Short task:
Omit the images. Copy each entry word for word.

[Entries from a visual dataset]
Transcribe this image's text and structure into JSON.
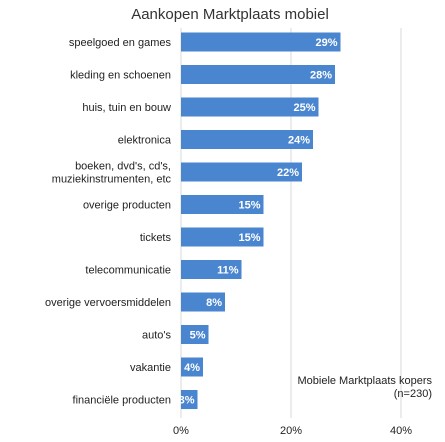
{
  "chart_data": {
    "type": "bar",
    "orientation": "horizontal",
    "title": "Aankopen Marktplaats mobiel",
    "categories": [
      "speelgoed en games",
      "kleding en schoenen",
      "huis, tuin en bouw",
      "elektronica",
      "boeken, dvd's, cd's, muziekinstrumenten, etc",
      "overige producten",
      "tickets",
      "telecommunicatie",
      "overige vervoersmiddelen",
      "auto's",
      "vakantie",
      "financiële producten"
    ],
    "category_lines": [
      [
        "speelgoed en games"
      ],
      [
        "kleding en schoenen"
      ],
      [
        "huis, tuin en bouw"
      ],
      [
        "elektronica"
      ],
      [
        "boeken, dvd's, cd's,",
        "muziekinstrumenten, etc"
      ],
      [
        "overige producten"
      ],
      [
        "tickets"
      ],
      [
        "telecommunicatie"
      ],
      [
        "overige vervoersmiddelen"
      ],
      [
        "auto's"
      ],
      [
        "vakantie"
      ],
      [
        "financiële producten"
      ]
    ],
    "values": [
      29,
      28,
      25,
      24,
      22,
      15,
      15,
      11,
      8,
      5,
      4,
      3
    ],
    "value_labels": [
      "29%",
      "28%",
      "25%",
      "24%",
      "22%",
      "15%",
      "15%",
      "11%",
      "8%",
      "5%",
      "4%",
      "3%"
    ],
    "xlim": [
      0,
      40
    ],
    "xticks": [
      0,
      20,
      40
    ],
    "xtick_labels": [
      "0%",
      "20%",
      "40%"
    ],
    "annotation": [
      "Mobiele Marktplaats kopers",
      "(n=230)"
    ],
    "bar_color": "#4a86cf",
    "grid": true,
    "grid_color": "#d9d9d9"
  }
}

Task response:
Transcribe this image's text and structure into JSON.
{
  "chart_data": {
    "type": "bar",
    "orientation": "horizontal",
    "title": "Aankopen Marktplaats mobiel",
    "categories": [
      "speelgoed en games",
      "kleding en schoenen",
      "huis, tuin en bouw",
      "elektronica",
      "boeken, dvd's, cd's, muziekinstrumenten, etc",
      "overige producten",
      "tickets",
      "telecommunicatie",
      "overige vervoersmiddelen",
      "auto's",
      "vakantie",
      "financiële producten"
    ],
    "category_lines": [
      [
        "speelgoed en games"
      ],
      [
        "kleding en schoenen"
      ],
      [
        "huis, tuin en bouw"
      ],
      [
        "elektronica"
      ],
      [
        "boeken, dvd's, cd's,",
        "muziekinstrumenten, etc"
      ],
      [
        "overige producten"
      ],
      [
        "tickets"
      ],
      [
        "telecommunicatie"
      ],
      [
        "overige vervoersmiddelen"
      ],
      [
        "auto's"
      ],
      [
        "vakantie"
      ],
      [
        "financiële producten"
      ]
    ],
    "values": [
      29,
      28,
      25,
      24,
      22,
      15,
      15,
      11,
      8,
      5,
      4,
      3
    ],
    "value_labels": [
      "29%",
      "28%",
      "25%",
      "24%",
      "22%",
      "15%",
      "15%",
      "11%",
      "8%",
      "5%",
      "4%",
      "3%"
    ],
    "xlim": [
      0,
      40
    ],
    "xticks": [
      0,
      20,
      40
    ],
    "xtick_labels": [
      "0%",
      "20%",
      "40%"
    ],
    "annotation": [
      "Mobiele Marktplaats kopers",
      "(n=230)"
    ],
    "bar_color": "#4a86cf",
    "grid": true,
    "grid_color": "#d9d9d9"
  }
}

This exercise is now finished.